GIVEN TASK. Return all entries precisely as they stand, without the images.

-- DATA LINES start --

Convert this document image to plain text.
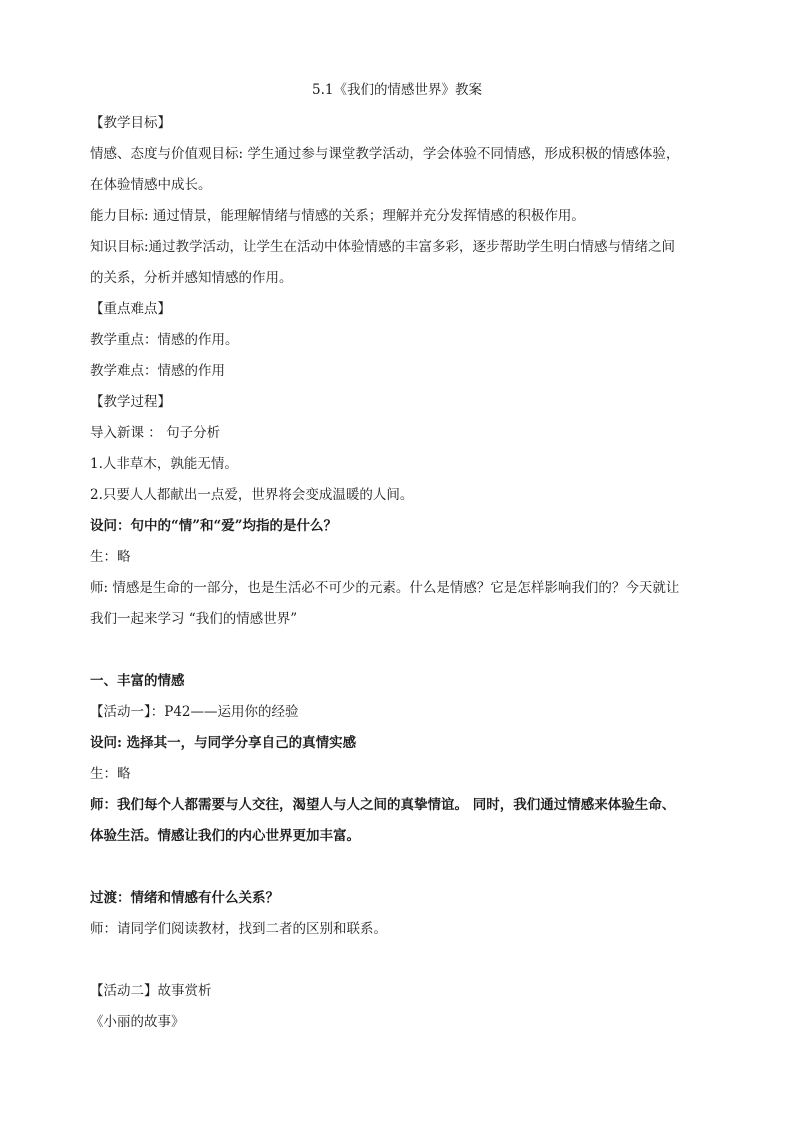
5.1《我们的情感世界》教案
【教学目标】
情感、态度与价值观目标: 学生通过参与课堂教学活动，学会体验不同情感，形成积极的情感体验，
在体验情感中成长。
能力目标: 通过情景，能理解情绪与情感的关系；理解并充分发挥情感的积极作用。
知识目标:通过教学活动，让学生在活动中体验情感的丰富多彩，逐步帮助学生明白情感与情绪之间
的关系，分析并感知情感的作用。
【重点难点】
教学重点：情感的作用。
教学难点：情感的作用
【教学过程】
导入新课 ： 句子分析
1.人非草木，孰能无情。
2.只要人人都献出一点爱，世界将会变成温暖的人间。
设问：句中的“情”和“爱”均指的是什么？
生：略
师: 情感是生命的一部分，也是生活必不可少的元素。什么是情感？它是怎样影响我们的？今天就让
我们一起来学习 “我们的情感世界”
一、丰富的情感
【活动一】：P42——运用你的经验
设问: 选择其一，与同学分享自己的真情实感
生：略
师：我们每个人都需要与人交往，渴望人与人之间的真挚情谊。 同时，我们通过情感来体验生命、
体验生活。情感让我们的内心世界更加丰富。
过渡：情绪和情感有什么关系？
师：请同学们阅读教材，找到二者的区别和联系。
【活动二】故事赏析
《小丽的故事》
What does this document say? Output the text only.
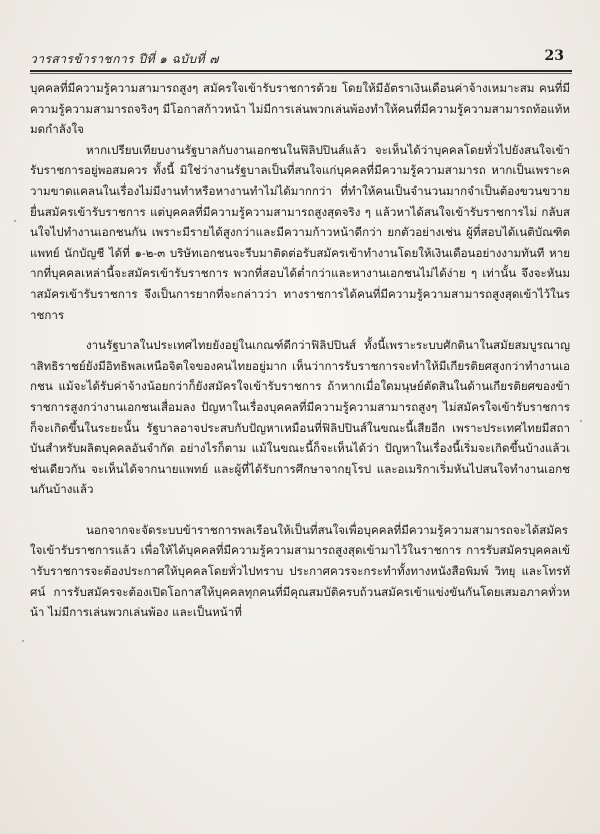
วารสารข้าราชการ ปีที่ ๑ ฉบับที่ ๗	23

บุคคลที่มีความรู้ความสามารถสูงๆ สมัครใจเข้ารับราชการด้วย โดยให้มีอัตราเงินเดือนค่าจ้างเหมาะสม คนที่มีความรู้ความสามารถจริงๆ มีโอกาสก้าวหน้า ไม่มีการเล่นพวกเล่นพ้องทำให้คนที่มีความรู้ความสามารถท้อแท้หมดกำลังใจ

หากเปรียบเทียบงานรัฐบาลกับงานเอกชนในฟิลิปปินส์แล้ว จะเห็นได้ว่าบุคคลโดยทั่วไปยังสนใจเข้ารับราชการอยู่พอสมควร ทั้งนี้ มิใช่ว่างานรัฐบาลเป็นที่สนใจแก่บุคคลที่มีความรู้ความสามารถ หากเป็นเพราะความขาดแคลนในเรื่องไม่มีงานทำหรือหางานทำไม่ได้มากกว่า ที่ทำให้คนเป็นจำนวนมากจำเป็นต้องขวนขวายยื่นสมัครเข้ารับราชการ แต่บุคคลที่มีความรู้ความสามารถสูงสุดจริง ๆ แล้วหาได้สนใจเข้ารับราชการไม่ กลับสนใจไปทำงานเอกชนกัน เพราะมีรายได้สูงกว่าและมีความก้าวหน้าดีกว่า ยกตัวอย่างเช่น ผู้ที่สอบได้เนติบัณฑิต แพทย์ นักบัญชี ได้ที่ ๑-๒-๓ บริษัทเอกชนจะรีบมาติดต่อรับสมัครเข้าทำงานโดยให้เงินเดือนอย่างงามทันที หายากที่บุคคลเหล่านี้จะสมัครเข้ารับราชการ พวกที่สอบได้ต่ำกว่าและหางานเอกชนไม่ได้ง่าย ๆ เท่านั้น จึงจะหันมาสมัครเข้ารับราชการ จึงเป็นการยากที่จะกล่าวว่า ทางราชการได้คนที่มีความรู้ความสามารถสูงสุดเข้าไว้ในราชการ

งานรัฐบาลในประเทศไทยยังอยู่ในเกณฑ์ดีกว่าฟิลิปปินส์ ทั้งนี้เพราะระบบศักดินาในสมัยสมบูรณาญาสิทธิราชย์ยังมีอิทธิพลเหนือจิตใจของคนไทยอยู่มาก เห็นว่าการรับราชการจะทำให้มีเกียรติยศสูงกว่าทำงานเอกชน แม้จะได้รับค่าจ้างน้อยกว่าก็ยังสมัครใจเข้ารับราชการ ถ้าหากเมื่อใดมนุษย์ตัดสินในด้านเกียรติยศของข้าราชการสูงกว่างานเอกชนเสื่อมลง ปัญหาในเรื่องบุคคลที่มีความรู้ความสามารถสูงๆ ไม่สมัครใจเข้ารับราชการก็จะเกิดขึ้นในระยะนั้น รัฐบาลอาจประสบกับปัญหาเหมือนที่ฟิลิปปินส์ในขณะนี้เสียอีก เพราะประเทศไทยมีสถาบันสำหรับผลิตบุคคลอันจำกัด อย่างไรก็ตาม แม้ในขณะนี้ก็จะเห็นได้ว่า ปัญหาในเรื่องนี้เริ่มจะเกิดขึ้นบ้างแล้วเช่นเดียวกัน จะเห็นได้จากนายแพทย์ และผู้ที่ได้รับการศึกษาจากยุโรป และอเมริกาเริ่มหันไปสนใจทำงานเอกชนกันบ้างแล้ว

นอกจากจะจัดระบบข้าราชการพลเรือนให้เป็นที่สนใจเพื่อบุคคลที่มีความรู้ความสามารถจะได้สมัครใจเข้ารับราชการแล้ว เพื่อให้ได้บุคคลที่มีความรู้ความสามารถสูงสุดเข้ามาไว้ในราชการ การรับสมัครบุคคลเข้ารับราชการจะต้องประกาศให้บุคคลโดยทั่วไปทราบ ประกาศควรจะกระทำทั้งทางหนังสือพิมพ์ วิทยุ และโทรทัศน์ การรับสมัครจะต้องเปิดโอกาสให้บุคคลทุกคนที่มีคุณสมบัติครบถ้วนสมัครเข้าแข่งขันกันโดยเสมอภาคทั่วหน้า ไม่มีการเล่นพวกเล่นพ้อง และเป็นหน้าที่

-- DATA LINES end --

OUTPUT FOR THIS EXERCISE.
Convert this document image to plain text.
5.1《我们的情感世界》教案
【教学目标】
情感、态度与价值观目标: 学生通过参与课堂教学活动，学会体验不同情感，形成积极的情感体验，
在体验情感中成长。
能力目标: 通过情景，能理解情绪与情感的关系；理解并充分发挥情感的积极作用。
知识目标:通过教学活动，让学生在活动中体验情感的丰富多彩，逐步帮助学生明白情感与情绪之间
的关系，分析并感知情感的作用。
【重点难点】
教学重点：情感的作用。
教学难点：情感的作用
【教学过程】
导入新课 ： 句子分析
1.人非草木，孰能无情。
2.只要人人都献出一点爱，世界将会变成温暖的人间。
设问：句中的“情”和“爱”均指的是什么？
生：略
师: 情感是生命的一部分，也是生活必不可少的元素。什么是情感？它是怎样影响我们的？今天就让
我们一起来学习 “我们的情感世界”
一、丰富的情感
【活动一】：P42——运用你的经验
设问: 选择其一，与同学分享自己的真情实感
生：略
师：我们每个人都需要与人交往，渴望人与人之间的真挚情谊。 同时，我们通过情感来体验生命、
体验生活。情感让我们的内心世界更加丰富。
过渡：情绪和情感有什么关系？
师：请同学们阅读教材，找到二者的区别和联系。
【活动二】故事赏析
《小丽的故事》
What does this document say? Output the text only.
วารสารข้าราชการ ปีที่ ๑ ฉบับที่ ๗	23

บุคคลที่มีความรู้ความสามารถสูงๆ สมัครใจเข้ารับราชการด้วย โดยให้มีอัตราเงินเดือนค่าจ้างเหมาะสม คนที่มีความรู้ความสามารถจริงๆ มีโอกาสก้าวหน้า ไม่มีการเล่นพวกเล่นพ้องทำให้คนที่มีความรู้ความสามารถท้อแท้หมดกำลังใจ

หากเปรียบเทียบงานรัฐบาลกับงานเอกชนในฟิลิปปินส์แล้ว จะเห็นได้ว่าบุคคลโดยทั่วไปยังสนใจเข้ารับราชการอยู่พอสมควร ทั้งนี้ มิใช่ว่างานรัฐบาลเป็นที่สนใจแก่บุคคลที่มีความรู้ความสามารถ หากเป็นเพราะความขาดแคลนในเรื่องไม่มีงานทำหรือหางานทำไม่ได้มากกว่า ที่ทำให้คนเป็นจำนวนมากจำเป็นต้องขวนขวายยื่นสมัครเข้ารับราชการ แต่บุคคลที่มีความรู้ความสามารถสูงสุดจริง ๆ แล้วหาได้สนใจเข้ารับราชการไม่ กลับสนใจไปทำงานเอกชนกัน เพราะมีรายได้สูงกว่าและมีความก้าวหน้าดีกว่า ยกตัวอย่างเช่น ผู้ที่สอบได้เนติบัณฑิต แพทย์ นักบัญชี ได้ที่ ๑-๒-๓ บริษัทเอกชนจะรีบมาติดต่อรับสมัครเข้าทำงานโดยให้เงินเดือนอย่างงามทันที หายากที่บุคคลเหล่านี้จะสมัครเข้ารับราชการ พวกที่สอบได้ต่ำกว่าและหางานเอกชนไม่ได้ง่าย ๆ เท่านั้น จึงจะหันมาสมัครเข้ารับราชการ จึงเป็นการยากที่จะกล่าวว่า ทางราชการได้คนที่มีความรู้ความสามารถสูงสุดเข้าไว้ในราชการ

งานรัฐบาลในประเทศไทยยังอยู่ในเกณฑ์ดีกว่าฟิลิปปินส์ ทั้งนี้เพราะระบบศักดินาในสมัยสมบูรณาญาสิทธิราชย์ยังมีอิทธิพลเหนือจิตใจของคนไทยอยู่มาก เห็นว่าการรับราชการจะทำให้มีเกียรติยศสูงกว่าทำงานเอกชน แม้จะได้รับค่าจ้างน้อยกว่าก็ยังสมัครใจเข้ารับราชการ ถ้าหากเมื่อใดมนุษย์ตัดสินในด้านเกียรติยศของข้าราชการสูงกว่างานเอกชนเสื่อมลง ปัญหาในเรื่องบุคคลที่มีความรู้ความสามารถสูงๆ ไม่สมัครใจเข้ารับราชการก็จะเกิดขึ้นในระยะนั้น รัฐบาลอาจประสบกับปัญหาเหมือนที่ฟิลิปปินส์ในขณะนี้เสียอีก เพราะประเทศไทยมีสถาบันสำหรับผลิตบุคคลอันจำกัด อย่างไรก็ตาม แม้ในขณะนี้ก็จะเห็นได้ว่า ปัญหาในเรื่องนี้เริ่มจะเกิดขึ้นบ้างแล้วเช่นเดียวกัน จะเห็นได้จากนายแพทย์ และผู้ที่ได้รับการศึกษาจากยุโรป และอเมริกาเริ่มหันไปสนใจทำงานเอกชนกันบ้างแล้ว

นอกจากจะจัดระบบข้าราชการพลเรือนให้เป็นที่สนใจเพื่อบุคคลที่มีความรู้ความสามารถจะได้สมัครใจเข้ารับราชการแล้ว เพื่อให้ได้บุคคลที่มีความรู้ความสามารถสูงสุดเข้ามาไว้ในราชการ การรับสมัครบุคคลเข้ารับราชการจะต้องประกาศให้บุคคลโดยทั่วไปทราบ ประกาศควรจะกระทำทั้งทางหนังสือพิมพ์ วิทยุ และโทรทัศน์ การรับสมัครจะต้องเปิดโอกาสให้บุคคลทุกคนที่มีคุณสมบัติครบถ้วนสมัครเข้าแข่งขันกันโดยเสมอภาคทั่วหน้า ไม่มีการเล่นพวกเล่นพ้อง และเป็นหน้าที่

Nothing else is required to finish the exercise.